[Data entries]
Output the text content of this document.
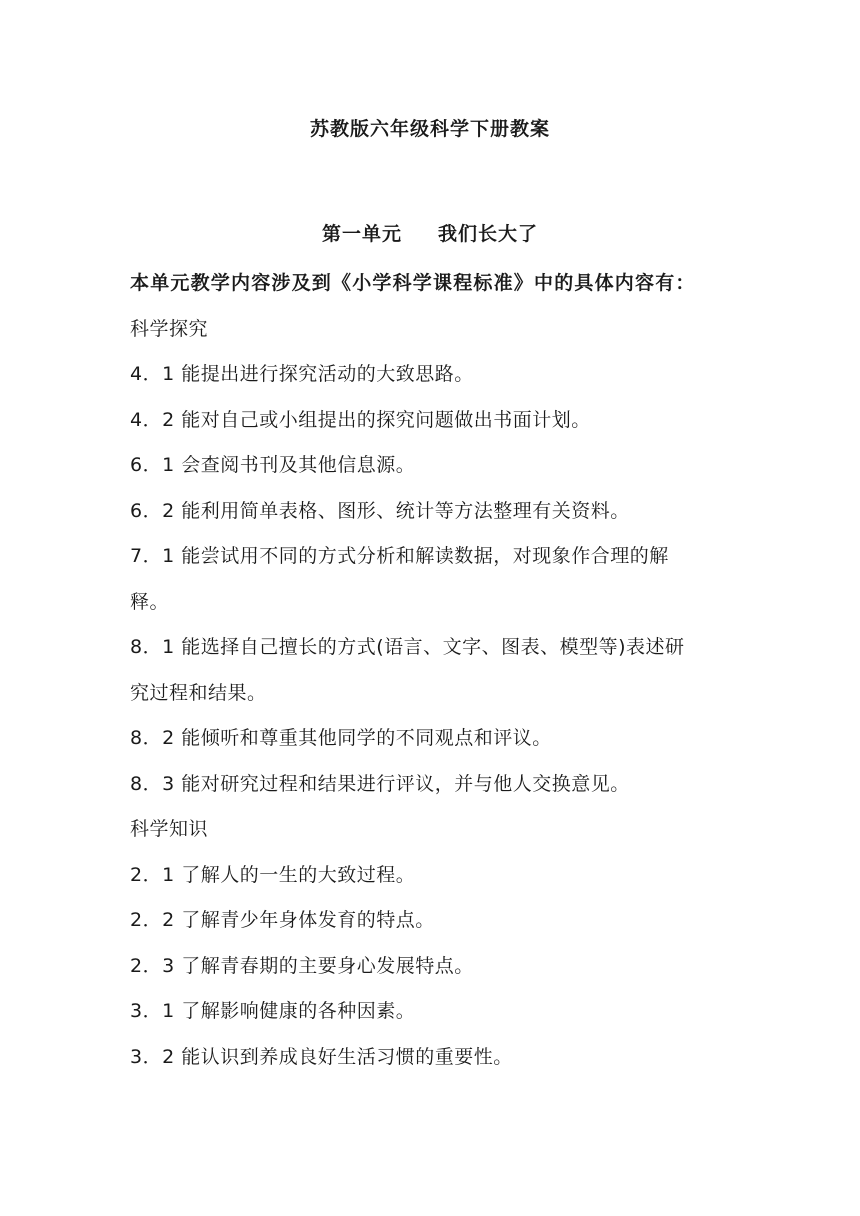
苏教版六年级科学下册教案
第一单元 我们长大了

本单元教学内容涉及到《小学科学课程标准》中的具体内容有：

科学探究

4．1 能提出进行探究活动的大致思路。

4．2 能对自己或小组提出的探究问题做出书面计划。

6．1 会查阅书刊及其他信息源。

6．2 能利用简单表格、图形、统计等方法整理有关资料。

7．1 能尝试用不同的方式分析和解读数据，对现象作合理的解

释。

8．1 能选择自己擅长的方式(语言、文字、图表、模型等)表述研

究过程和结果。

8．2 能倾听和尊重其他同学的不同观点和评议。

8．3 能对研究过程和结果进行评议，并与他人交换意见。

科学知识

2．1 了解人的一生的大致过程。

2．2 了解青少年身体发育的特点。

2．3 了解青春期的主要身心发展特点。

3．1 了解影响健康的各种因素。

3．2 能认识到养成良好生活习惯的重要性。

### Short exercise
Copy all the lines of data exactly as they appear, dropping any images.

### Complete response
Output the text content of this document.
苏教版六年级科学下册教案
第一单元 我们长大了

本单元教学内容涉及到《小学科学课程标准》中的具体内容有：

科学探究

4．1 能提出进行探究活动的大致思路。

4．2 能对自己或小组提出的探究问题做出书面计划。

6．1 会查阅书刊及其他信息源。

6．2 能利用简单表格、图形、统计等方法整理有关资料。

7．1 能尝试用不同的方式分析和解读数据，对现象作合理的解

释。

8．1 能选择自己擅长的方式(语言、文字、图表、模型等)表述研

究过程和结果。

8．2 能倾听和尊重其他同学的不同观点和评议。

8．3 能对研究过程和结果进行评议，并与他人交换意见。

科学知识

2．1 了解人的一生的大致过程。

2．2 了解青少年身体发育的特点。

2．3 了解青春期的主要身心发展特点。

3．1 了解影响健康的各种因素。

3．2 能认识到养成良好生活习惯的重要性。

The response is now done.